* EXERCISE DIRECTIONS *
From the text about the JNU protest, reproduce word for word everything from "In the grand" down to "few notches lower.".

* TEXT SEGMENT *
+-------+

A week ago, slogan-shouting students at the Jawaharlal Nehru University (JNU), opposing American “imperialist" policies, succeeded in preventing the US assistant secretary of state, Richard Boucher, from speaking at the campus about Indo-American relations.

In the grand narrative of the Indian Left, this might go down as a major victory, even if it was entirely pyrrhic. Their symbolic act will not make an iota of difference to US foreign policy. Instead of taking on the US diplomat intellectually, the Leftists behaved like Mao’s finest cadres during the so-called Cultural Revolution. In the process, they took the reputation of a university that likes to call itself among India’s best a few notches lower.

Contrast the Leftists’ juvenile performance with the way an American university dealt with a speaker it had no sympathy for. In September last year, Columbia University invited Iran’s President, Mahmoud Ahmadinejad, at its World Leaders Forum. Ahmadinejad not only denies the Holocaust, his regime has been intolerant of gays, dissidents, and has restricted women’s rights. Columbia faced pressure from local and national political leaders, including a few Jewish groups, not to invite Ahmadinejad.

+-------+

* STORED ROWS *
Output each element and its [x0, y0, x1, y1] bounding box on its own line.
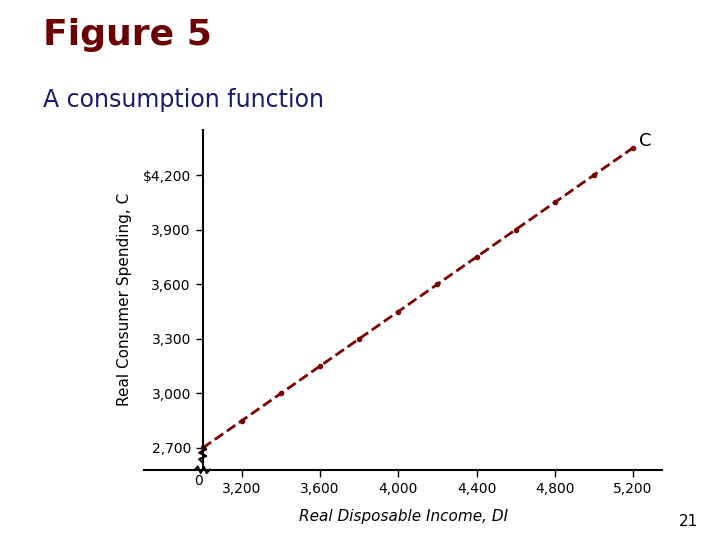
- Y-axis label: Real Consumer Spending, C: Real Consumer Spending, C: [117, 193, 132, 406]
- Text: Figure 5: Figure 5: [43, 18, 212, 52]
- Text: C: C: [639, 132, 652, 150]
- Text: 0: 0: [194, 474, 203, 488]
- Text: A consumption function: A consumption function: [43, 88, 324, 112]
- X-axis label: Real Disposable Income, DI: Real Disposable Income, DI: [299, 510, 508, 524]
- Text: 21: 21: [679, 514, 698, 529]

+-------+

* ANSWER TO THE PROBLEM *
In the grand narrative of the Indian Left, this might go down as a major victory, even if it was entirely pyrrhic. Their symbolic act will not make an iota of difference to US foreign policy. Instead of taking on the US diplomat intellectually, the Leftists behaved like Mao’s finest cadres during the so-called Cultural Revolution. In the process, they took the reputation of a university that likes to call itself among India’s best a few notches lower.